● Directions:
Work through the material below and count the lines holding the word "числе"; give that count and nothing more.

Dataset items:

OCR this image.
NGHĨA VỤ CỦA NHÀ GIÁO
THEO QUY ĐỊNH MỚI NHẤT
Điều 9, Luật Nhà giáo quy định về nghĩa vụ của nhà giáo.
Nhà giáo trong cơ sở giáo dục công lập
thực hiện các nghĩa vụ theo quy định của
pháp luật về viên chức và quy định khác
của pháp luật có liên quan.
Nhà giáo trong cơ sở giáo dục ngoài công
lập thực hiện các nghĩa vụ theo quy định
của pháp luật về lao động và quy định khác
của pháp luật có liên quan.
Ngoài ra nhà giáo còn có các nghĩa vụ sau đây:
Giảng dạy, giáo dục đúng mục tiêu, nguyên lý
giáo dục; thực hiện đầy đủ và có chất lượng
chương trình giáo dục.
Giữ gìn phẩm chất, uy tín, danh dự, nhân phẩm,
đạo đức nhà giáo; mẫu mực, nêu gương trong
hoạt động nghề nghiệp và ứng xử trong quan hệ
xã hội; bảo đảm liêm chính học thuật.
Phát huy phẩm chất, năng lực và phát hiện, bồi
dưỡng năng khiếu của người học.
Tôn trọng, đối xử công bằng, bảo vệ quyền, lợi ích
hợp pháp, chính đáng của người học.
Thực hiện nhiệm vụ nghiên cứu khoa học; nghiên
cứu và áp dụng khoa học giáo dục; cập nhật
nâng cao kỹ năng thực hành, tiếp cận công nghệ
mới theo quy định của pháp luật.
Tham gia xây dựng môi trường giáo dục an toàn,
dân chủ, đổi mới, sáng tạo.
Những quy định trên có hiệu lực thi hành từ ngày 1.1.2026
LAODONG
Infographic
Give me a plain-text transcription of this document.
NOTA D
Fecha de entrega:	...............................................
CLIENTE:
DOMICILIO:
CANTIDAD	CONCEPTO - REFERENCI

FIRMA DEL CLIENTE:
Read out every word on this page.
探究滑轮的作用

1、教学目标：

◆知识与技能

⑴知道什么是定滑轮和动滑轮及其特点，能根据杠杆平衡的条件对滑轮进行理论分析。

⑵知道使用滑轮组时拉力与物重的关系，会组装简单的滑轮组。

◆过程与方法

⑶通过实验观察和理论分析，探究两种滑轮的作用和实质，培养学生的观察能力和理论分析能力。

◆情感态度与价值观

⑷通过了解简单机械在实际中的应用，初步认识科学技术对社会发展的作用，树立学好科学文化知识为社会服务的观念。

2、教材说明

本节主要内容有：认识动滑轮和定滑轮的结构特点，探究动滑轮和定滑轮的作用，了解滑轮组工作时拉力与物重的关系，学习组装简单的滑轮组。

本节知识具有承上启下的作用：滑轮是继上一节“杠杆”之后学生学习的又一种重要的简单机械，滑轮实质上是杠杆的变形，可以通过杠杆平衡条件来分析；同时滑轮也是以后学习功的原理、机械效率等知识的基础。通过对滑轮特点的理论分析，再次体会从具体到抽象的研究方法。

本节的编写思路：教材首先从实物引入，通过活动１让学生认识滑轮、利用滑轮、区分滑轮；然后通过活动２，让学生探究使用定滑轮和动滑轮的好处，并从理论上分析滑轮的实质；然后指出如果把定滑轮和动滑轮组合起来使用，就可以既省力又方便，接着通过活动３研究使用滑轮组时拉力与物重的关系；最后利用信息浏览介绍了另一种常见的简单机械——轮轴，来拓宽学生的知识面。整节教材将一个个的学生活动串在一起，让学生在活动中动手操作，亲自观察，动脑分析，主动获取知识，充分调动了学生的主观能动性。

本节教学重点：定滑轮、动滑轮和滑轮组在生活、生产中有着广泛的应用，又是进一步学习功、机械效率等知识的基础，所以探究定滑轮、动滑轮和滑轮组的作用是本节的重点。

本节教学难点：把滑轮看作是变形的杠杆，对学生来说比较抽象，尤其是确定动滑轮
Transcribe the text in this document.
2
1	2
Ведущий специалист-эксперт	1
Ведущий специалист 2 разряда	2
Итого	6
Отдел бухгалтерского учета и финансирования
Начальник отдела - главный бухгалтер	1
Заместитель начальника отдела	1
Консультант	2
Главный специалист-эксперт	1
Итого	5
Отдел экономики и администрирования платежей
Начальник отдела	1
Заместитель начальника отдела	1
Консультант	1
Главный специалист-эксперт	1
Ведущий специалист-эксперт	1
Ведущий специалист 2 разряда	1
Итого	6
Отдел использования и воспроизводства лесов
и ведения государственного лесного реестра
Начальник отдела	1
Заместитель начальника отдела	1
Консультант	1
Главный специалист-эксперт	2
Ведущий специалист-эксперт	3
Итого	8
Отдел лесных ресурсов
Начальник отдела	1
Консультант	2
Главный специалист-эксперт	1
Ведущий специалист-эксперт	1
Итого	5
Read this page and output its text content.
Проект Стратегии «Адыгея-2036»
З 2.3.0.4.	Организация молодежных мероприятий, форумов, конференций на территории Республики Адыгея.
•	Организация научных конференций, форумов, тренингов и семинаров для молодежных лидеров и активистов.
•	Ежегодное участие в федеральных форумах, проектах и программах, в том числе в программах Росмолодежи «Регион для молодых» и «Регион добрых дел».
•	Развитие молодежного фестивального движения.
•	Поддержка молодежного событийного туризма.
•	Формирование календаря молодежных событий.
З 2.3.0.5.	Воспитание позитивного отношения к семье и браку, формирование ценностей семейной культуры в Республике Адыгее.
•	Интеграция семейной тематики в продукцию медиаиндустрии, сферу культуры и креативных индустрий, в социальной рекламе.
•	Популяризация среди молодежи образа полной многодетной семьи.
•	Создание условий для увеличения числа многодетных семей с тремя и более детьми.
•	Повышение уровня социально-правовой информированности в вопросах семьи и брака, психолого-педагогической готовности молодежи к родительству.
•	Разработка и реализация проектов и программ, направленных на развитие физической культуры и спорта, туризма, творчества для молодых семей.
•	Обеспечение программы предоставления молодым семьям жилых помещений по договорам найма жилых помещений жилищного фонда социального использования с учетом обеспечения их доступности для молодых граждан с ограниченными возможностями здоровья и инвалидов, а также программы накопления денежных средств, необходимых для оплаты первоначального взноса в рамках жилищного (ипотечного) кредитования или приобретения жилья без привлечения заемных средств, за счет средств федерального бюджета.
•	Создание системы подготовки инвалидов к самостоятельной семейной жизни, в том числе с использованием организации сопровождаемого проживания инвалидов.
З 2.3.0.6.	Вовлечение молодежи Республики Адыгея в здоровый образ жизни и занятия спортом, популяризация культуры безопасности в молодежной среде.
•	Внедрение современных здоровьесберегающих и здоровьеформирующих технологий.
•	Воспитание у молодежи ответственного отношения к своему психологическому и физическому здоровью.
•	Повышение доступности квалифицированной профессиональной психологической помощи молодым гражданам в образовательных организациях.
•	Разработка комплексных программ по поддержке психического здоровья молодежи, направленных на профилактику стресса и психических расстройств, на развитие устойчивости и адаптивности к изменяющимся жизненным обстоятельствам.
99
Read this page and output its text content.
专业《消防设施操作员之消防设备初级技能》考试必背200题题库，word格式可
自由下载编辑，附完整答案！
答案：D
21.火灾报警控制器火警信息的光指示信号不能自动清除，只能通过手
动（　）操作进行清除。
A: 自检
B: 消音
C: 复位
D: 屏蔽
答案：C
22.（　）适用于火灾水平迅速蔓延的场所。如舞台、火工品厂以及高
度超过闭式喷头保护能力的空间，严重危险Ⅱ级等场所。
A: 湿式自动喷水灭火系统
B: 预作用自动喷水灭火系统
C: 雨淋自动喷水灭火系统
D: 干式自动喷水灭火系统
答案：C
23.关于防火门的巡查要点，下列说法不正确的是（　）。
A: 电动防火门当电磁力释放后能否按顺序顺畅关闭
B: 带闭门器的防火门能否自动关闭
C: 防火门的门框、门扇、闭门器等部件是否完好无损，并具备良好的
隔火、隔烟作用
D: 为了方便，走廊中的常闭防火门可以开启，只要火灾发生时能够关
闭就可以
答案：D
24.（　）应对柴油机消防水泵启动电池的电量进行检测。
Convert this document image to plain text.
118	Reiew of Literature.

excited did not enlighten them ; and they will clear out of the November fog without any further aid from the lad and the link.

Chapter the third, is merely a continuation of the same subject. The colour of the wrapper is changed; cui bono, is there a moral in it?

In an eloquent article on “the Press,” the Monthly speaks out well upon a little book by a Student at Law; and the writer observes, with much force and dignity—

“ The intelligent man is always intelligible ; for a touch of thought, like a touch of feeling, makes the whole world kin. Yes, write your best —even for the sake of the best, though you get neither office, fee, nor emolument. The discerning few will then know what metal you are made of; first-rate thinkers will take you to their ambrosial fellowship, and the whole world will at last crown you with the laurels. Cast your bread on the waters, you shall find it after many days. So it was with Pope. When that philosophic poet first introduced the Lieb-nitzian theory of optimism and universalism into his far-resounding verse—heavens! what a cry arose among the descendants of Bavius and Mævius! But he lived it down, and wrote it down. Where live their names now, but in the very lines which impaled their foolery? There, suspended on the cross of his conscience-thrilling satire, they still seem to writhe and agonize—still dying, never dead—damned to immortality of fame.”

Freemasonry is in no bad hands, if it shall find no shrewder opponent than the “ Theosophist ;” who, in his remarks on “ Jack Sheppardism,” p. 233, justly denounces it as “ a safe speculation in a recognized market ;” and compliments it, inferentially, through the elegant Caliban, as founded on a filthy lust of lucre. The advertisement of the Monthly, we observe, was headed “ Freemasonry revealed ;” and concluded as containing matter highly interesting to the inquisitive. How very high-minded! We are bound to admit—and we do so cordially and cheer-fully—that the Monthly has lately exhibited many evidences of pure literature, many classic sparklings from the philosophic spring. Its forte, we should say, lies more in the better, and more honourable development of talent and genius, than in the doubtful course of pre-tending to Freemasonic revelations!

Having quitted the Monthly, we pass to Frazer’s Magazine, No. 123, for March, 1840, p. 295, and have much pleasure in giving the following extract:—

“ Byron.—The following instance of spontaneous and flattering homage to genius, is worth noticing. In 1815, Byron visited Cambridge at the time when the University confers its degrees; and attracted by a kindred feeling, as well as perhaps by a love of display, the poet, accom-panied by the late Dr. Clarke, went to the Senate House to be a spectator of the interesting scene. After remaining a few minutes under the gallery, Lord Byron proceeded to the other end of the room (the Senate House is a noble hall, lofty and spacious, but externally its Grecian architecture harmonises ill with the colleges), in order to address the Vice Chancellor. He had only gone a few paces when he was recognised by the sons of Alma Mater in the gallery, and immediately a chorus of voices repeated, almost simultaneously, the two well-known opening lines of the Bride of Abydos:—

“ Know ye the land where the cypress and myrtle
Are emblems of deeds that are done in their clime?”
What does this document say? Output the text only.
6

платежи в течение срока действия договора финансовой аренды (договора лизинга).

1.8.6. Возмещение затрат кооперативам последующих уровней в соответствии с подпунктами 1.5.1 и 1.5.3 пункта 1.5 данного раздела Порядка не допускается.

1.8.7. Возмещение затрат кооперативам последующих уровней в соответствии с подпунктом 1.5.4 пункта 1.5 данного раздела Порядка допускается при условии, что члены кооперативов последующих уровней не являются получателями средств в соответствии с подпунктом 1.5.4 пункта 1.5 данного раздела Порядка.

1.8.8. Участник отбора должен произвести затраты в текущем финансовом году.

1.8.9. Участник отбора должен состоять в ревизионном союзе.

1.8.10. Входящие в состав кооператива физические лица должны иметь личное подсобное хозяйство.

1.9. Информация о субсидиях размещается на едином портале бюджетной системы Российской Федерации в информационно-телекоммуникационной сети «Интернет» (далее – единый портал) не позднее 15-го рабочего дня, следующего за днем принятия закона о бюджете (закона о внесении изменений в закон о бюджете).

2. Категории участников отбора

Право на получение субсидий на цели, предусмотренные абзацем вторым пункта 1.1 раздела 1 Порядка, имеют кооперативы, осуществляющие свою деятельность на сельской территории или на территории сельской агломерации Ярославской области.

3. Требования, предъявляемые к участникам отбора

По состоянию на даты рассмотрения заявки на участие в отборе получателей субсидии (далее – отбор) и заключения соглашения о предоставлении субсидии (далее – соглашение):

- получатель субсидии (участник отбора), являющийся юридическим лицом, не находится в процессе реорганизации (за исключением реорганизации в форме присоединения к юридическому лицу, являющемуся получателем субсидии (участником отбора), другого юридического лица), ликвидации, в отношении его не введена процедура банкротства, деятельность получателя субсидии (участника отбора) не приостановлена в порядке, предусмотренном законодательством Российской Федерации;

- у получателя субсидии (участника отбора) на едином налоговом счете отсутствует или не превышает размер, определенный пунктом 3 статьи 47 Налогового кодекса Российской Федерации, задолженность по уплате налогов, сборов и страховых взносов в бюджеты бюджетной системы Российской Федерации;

● Exercise output:
2